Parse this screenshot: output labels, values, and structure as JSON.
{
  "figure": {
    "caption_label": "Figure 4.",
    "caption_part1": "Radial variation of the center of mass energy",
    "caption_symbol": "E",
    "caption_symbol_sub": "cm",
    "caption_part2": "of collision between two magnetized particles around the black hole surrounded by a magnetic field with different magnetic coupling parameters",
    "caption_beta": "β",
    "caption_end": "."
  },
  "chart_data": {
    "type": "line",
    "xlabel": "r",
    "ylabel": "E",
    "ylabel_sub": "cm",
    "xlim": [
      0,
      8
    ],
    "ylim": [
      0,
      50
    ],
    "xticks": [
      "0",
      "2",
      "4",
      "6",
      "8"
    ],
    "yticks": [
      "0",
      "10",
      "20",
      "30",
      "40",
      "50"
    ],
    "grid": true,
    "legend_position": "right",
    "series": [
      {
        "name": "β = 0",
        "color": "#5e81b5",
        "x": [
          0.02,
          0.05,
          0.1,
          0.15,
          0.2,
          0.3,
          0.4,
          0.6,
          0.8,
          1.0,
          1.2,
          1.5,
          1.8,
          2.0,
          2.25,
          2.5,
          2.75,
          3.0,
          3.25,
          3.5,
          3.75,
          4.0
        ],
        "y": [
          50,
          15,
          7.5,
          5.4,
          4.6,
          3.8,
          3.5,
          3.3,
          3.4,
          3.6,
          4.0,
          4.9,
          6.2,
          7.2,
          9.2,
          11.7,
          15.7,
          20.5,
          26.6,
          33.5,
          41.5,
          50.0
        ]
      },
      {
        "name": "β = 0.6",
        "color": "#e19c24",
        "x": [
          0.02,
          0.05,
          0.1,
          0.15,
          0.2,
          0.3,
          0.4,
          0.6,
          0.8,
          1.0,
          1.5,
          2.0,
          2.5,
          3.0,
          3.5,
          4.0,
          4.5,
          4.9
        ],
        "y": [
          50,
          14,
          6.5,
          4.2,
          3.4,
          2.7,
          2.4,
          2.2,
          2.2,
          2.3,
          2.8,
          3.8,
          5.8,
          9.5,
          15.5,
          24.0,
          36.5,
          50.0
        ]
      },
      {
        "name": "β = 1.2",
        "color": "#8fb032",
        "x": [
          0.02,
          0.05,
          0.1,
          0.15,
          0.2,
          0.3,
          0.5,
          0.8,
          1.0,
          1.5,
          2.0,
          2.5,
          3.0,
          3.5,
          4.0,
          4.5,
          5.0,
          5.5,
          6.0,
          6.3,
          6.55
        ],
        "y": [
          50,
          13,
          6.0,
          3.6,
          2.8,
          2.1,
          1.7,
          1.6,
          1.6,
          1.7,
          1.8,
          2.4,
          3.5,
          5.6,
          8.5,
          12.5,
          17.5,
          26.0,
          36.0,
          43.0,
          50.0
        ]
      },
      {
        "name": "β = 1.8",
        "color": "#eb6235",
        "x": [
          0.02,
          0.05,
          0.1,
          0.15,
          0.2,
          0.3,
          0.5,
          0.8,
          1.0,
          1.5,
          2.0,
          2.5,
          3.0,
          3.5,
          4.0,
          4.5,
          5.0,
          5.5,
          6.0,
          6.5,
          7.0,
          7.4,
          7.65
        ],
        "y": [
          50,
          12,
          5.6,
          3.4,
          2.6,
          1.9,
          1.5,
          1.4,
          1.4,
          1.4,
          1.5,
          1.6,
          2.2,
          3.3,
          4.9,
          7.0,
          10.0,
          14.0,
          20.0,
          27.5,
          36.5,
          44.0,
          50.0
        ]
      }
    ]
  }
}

┄┄┄┄┄┄┄┄┄┄┄┄┄┄┄┄┄┄┄┄

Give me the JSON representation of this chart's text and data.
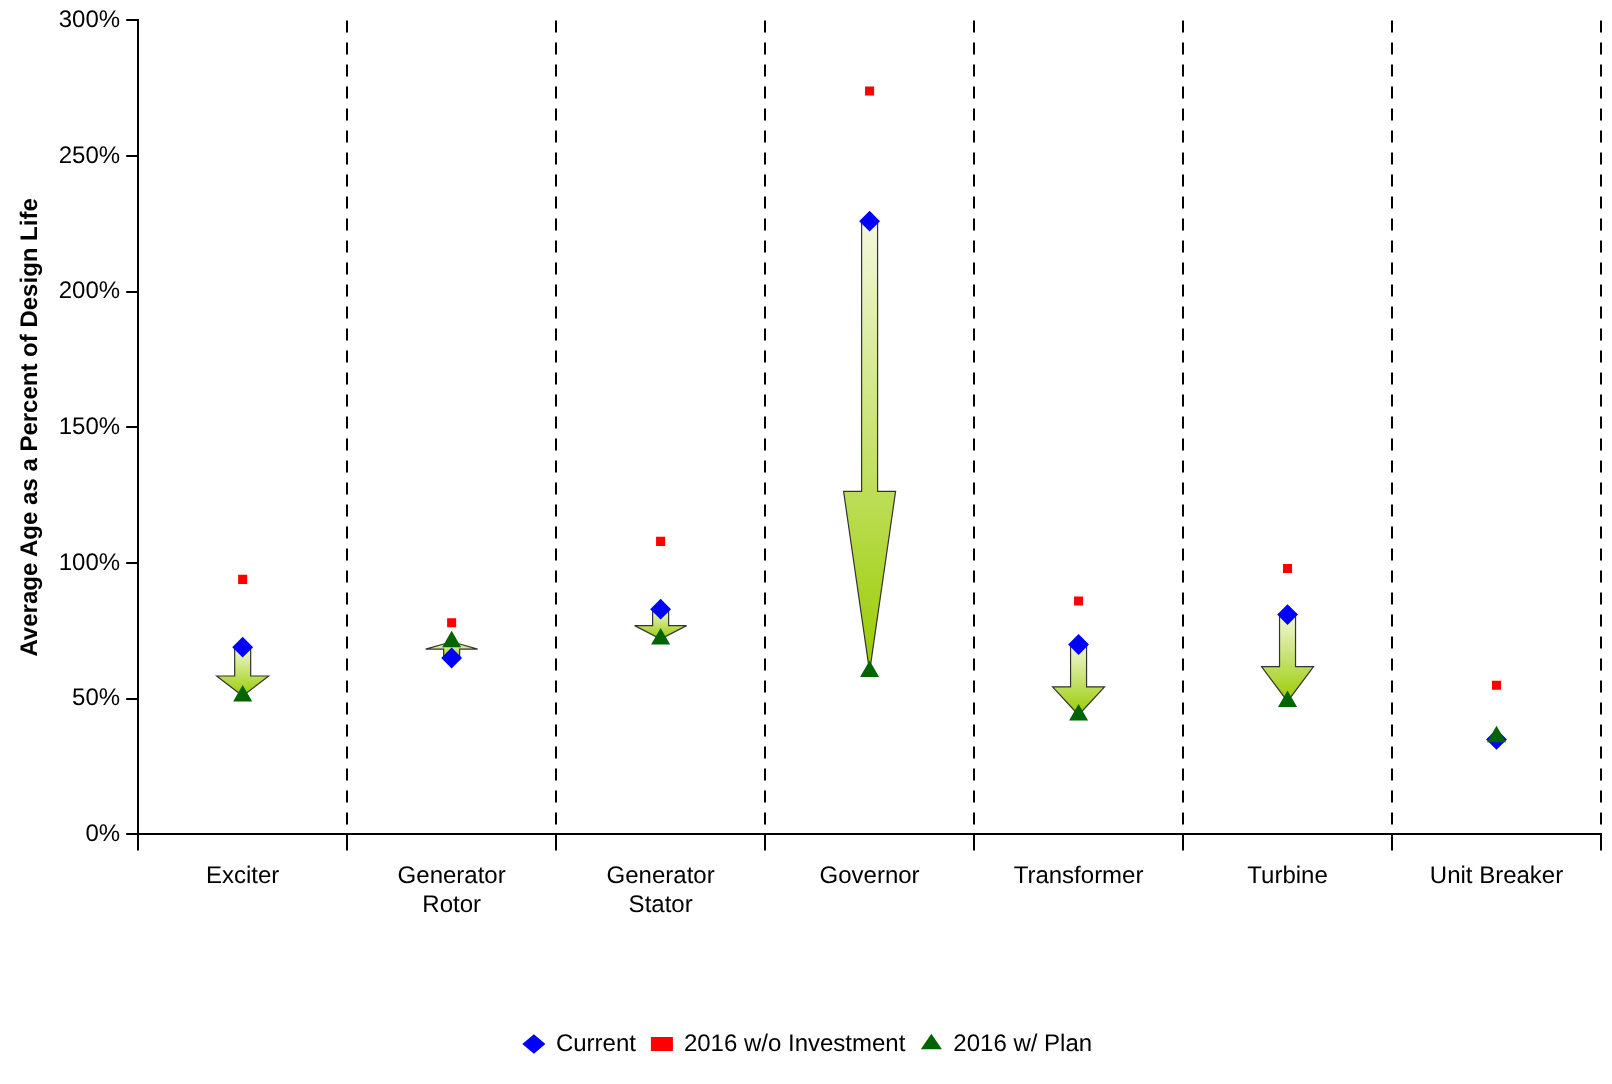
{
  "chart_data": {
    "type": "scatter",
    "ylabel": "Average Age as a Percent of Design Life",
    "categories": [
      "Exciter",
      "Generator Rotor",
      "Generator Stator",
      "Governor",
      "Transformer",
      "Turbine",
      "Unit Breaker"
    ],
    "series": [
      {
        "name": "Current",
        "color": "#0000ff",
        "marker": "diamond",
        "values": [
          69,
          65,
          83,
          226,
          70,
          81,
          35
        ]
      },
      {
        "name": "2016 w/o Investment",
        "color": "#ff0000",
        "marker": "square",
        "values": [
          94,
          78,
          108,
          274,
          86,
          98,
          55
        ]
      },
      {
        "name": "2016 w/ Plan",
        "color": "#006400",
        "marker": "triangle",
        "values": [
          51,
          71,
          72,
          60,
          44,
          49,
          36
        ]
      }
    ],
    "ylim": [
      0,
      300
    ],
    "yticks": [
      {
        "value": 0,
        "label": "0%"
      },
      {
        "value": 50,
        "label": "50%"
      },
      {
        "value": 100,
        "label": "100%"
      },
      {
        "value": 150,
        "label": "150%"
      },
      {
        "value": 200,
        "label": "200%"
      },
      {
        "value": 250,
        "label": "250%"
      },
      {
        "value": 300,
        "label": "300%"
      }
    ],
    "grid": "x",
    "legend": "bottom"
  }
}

┄┄┄┄┄┄┄┄┄┄┄┄┄┄┄┄┄┄┄┄

GOAL OF THE EXERCISE
Pull out all lines of the data with the string "color".

CORRECT RESULT
        "color": "#5e81b5",
        "color": "#e19c24",
        "color": "#8fb032",
        "color": "#eb6235",
        "color": "#0000ff",
        "color": "#ff0000",
        "color": "#006400",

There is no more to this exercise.